[Dataset excerpt]
+ + +
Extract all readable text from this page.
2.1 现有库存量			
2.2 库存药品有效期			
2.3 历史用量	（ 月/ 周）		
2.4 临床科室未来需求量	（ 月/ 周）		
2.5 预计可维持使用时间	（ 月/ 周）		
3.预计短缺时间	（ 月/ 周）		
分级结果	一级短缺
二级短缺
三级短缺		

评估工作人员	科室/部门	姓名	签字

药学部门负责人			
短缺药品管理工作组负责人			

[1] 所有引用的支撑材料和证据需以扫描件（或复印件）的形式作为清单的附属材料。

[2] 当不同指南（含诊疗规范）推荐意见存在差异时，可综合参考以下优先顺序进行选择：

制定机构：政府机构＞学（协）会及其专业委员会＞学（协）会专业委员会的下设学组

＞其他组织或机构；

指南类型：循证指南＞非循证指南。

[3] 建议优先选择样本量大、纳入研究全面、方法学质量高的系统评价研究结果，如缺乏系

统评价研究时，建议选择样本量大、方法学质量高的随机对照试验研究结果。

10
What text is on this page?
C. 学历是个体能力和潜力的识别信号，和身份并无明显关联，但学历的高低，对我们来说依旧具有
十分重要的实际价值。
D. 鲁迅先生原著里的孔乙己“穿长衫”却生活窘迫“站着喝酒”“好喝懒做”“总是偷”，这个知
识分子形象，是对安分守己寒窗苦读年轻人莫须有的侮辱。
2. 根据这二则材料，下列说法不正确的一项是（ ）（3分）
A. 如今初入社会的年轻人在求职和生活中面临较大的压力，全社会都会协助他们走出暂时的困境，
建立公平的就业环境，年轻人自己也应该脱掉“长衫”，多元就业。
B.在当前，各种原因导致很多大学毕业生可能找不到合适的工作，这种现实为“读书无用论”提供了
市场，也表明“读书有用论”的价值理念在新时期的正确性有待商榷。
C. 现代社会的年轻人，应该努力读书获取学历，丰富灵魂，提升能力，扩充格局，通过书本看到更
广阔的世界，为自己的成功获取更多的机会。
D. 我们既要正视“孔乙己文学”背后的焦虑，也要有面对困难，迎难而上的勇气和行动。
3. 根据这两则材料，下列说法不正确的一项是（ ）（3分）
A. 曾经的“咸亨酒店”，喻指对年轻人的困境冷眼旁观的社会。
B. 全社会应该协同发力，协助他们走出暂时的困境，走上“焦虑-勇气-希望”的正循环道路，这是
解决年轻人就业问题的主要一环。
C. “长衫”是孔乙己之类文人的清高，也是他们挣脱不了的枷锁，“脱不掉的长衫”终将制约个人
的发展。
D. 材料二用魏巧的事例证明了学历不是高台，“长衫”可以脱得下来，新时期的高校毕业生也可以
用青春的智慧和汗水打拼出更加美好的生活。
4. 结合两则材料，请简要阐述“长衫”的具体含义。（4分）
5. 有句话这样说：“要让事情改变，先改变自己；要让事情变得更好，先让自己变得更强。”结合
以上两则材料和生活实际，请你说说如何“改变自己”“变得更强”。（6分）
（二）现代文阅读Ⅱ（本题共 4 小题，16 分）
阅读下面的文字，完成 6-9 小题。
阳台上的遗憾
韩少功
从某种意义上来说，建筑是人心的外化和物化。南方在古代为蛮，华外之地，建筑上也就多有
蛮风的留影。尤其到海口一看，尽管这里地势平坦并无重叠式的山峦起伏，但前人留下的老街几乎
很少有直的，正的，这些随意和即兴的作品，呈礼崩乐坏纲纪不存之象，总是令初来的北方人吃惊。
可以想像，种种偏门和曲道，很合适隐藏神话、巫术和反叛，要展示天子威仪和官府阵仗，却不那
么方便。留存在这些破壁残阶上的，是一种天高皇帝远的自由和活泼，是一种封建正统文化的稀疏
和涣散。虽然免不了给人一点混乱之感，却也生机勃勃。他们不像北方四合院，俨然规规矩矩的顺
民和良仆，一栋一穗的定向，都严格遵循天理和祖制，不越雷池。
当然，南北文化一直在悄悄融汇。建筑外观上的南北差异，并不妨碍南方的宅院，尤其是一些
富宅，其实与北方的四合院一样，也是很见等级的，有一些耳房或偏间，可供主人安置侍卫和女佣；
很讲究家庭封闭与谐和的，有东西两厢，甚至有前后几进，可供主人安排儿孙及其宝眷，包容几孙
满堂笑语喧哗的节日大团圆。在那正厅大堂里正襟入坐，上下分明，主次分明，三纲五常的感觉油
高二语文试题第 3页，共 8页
+ + +
→ **REQUIRED WORK**
Exactly as shown, repeat every record.

→ **EXERCISE SOLUTION**
Extract all readable text from this page.
2.1 现有库存量			
2.2 库存药品有效期			
2.3 历史用量	（ 月/ 周）		
2.4 临床科室未来需求量	（ 月/ 周）		
2.5 预计可维持使用时间	（ 月/ 周）		
3.预计短缺时间	（ 月/ 周）		
分级结果	一级短缺
二级短缺
三级短缺		

评估工作人员	科室/部门	姓名	签字

药学部门负责人			
短缺药品管理工作组负责人			

[1] 所有引用的支撑材料和证据需以扫描件（或复印件）的形式作为清单的附属材料。

[2] 当不同指南（含诊疗规范）推荐意见存在差异时，可综合参考以下优先顺序进行选择：

制定机构：政府机构＞学（协）会及其专业委员会＞学（协）会专业委员会的下设学组

＞其他组织或机构；

指南类型：循证指南＞非循证指南。

[3] 建议优先选择样本量大、纳入研究全面、方法学质量高的系统评价研究结果，如缺乏系

统评价研究时，建议选择样本量大、方法学质量高的随机对照试验研究结果。

10
What text is on this page?
C. 学历是个体能力和潜力的识别信号，和身份并无明显关联，但学历的高低，对我们来说依旧具有
十分重要的实际价值。
D. 鲁迅先生原著里的孔乙己“穿长衫”却生活窘迫“站着喝酒”“好喝懒做”“总是偷”，这个知
识分子形象，是对安分守己寒窗苦读年轻人莫须有的侮辱。
2. 根据这二则材料，下列说法不正确的一项是（ ）（3分）
A. 如今初入社会的年轻人在求职和生活中面临较大的压力，全社会都会协助他们走出暂时的困境，
建立公平的就业环境，年轻人自己也应该脱掉“长衫”，多元就业。
B.在当前，各种原因导致很多大学毕业生可能找不到合适的工作，这种现实为“读书无用论”提供了
市场，也表明“读书有用论”的价值理念在新时期的正确性有待商榷。
C. 现代社会的年轻人，应该努力读书获取学历，丰富灵魂，提升能力，扩充格局，通过书本看到更
广阔的世界，为自己的成功获取更多的机会。
D. 我们既要正视“孔乙己文学”背后的焦虑，也要有面对困难，迎难而上的勇气和行动。
3. 根据这两则材料，下列说法不正确的一项是（ ）（3分）
A. 曾经的“咸亨酒店”，喻指对年轻人的困境冷眼旁观的社会。
B. 全社会应该协同发力，协助他们走出暂时的困境，走上“焦虑-勇气-希望”的正循环道路，这是
解决年轻人就业问题的主要一环。
C. “长衫”是孔乙己之类文人的清高，也是他们挣脱不了的枷锁，“脱不掉的长衫”终将制约个人
的发展。
D. 材料二用魏巧的事例证明了学历不是高台，“长衫”可以脱得下来，新时期的高校毕业生也可以
用青春的智慧和汗水打拼出更加美好的生活。
4. 结合两则材料，请简要阐述“长衫”的具体含义。（4分）
5. 有句话这样说：“要让事情改变，先改变自己；要让事情变得更好，先让自己变得更强。”结合
以上两则材料和生活实际，请你说说如何“改变自己”“变得更强”。（6分）
（二）现代文阅读Ⅱ（本题共 4 小题，16 分）
阅读下面的文字，完成 6-9 小题。
阳台上的遗憾
韩少功
从某种意义上来说，建筑是人心的外化和物化。南方在古代为蛮，华外之地，建筑上也就多有
蛮风的留影。尤其到海口一看，尽管这里地势平坦并无重叠式的山峦起伏，但前人留下的老街几乎
很少有直的，正的，这些随意和即兴的作品，呈礼崩乐坏纲纪不存之象，总是令初来的北方人吃惊。
可以想像，种种偏门和曲道，很合适隐藏神话、巫术和反叛，要展示天子威仪和官府阵仗，却不那
么方便。留存在这些破壁残阶上的，是一种天高皇帝远的自由和活泼，是一种封建正统文化的稀疏
和涣散。虽然免不了给人一点混乱之感，却也生机勃勃。他们不像北方四合院，俨然规规矩矩的顺
民和良仆，一栋一穗的定向，都严格遵循天理和祖制，不越雷池。
当然，南北文化一直在悄悄融汇。建筑外观上的南北差异，并不妨碍南方的宅院，尤其是一些
富宅，其实与北方的四合院一样，也是很见等级的，有一些耳房或偏间，可供主人安置侍卫和女佣；
很讲究家庭封闭与谐和的，有东西两厢，甚至有前后几进，可供主人安排儿孙及其宝眷，包容几孙
满堂笑语喧哗的节日大团圆。在那正厅大堂里正襟入坐，上下分明，主次分明，三纲五常的感觉油
高二语文试题第 3页，共 8页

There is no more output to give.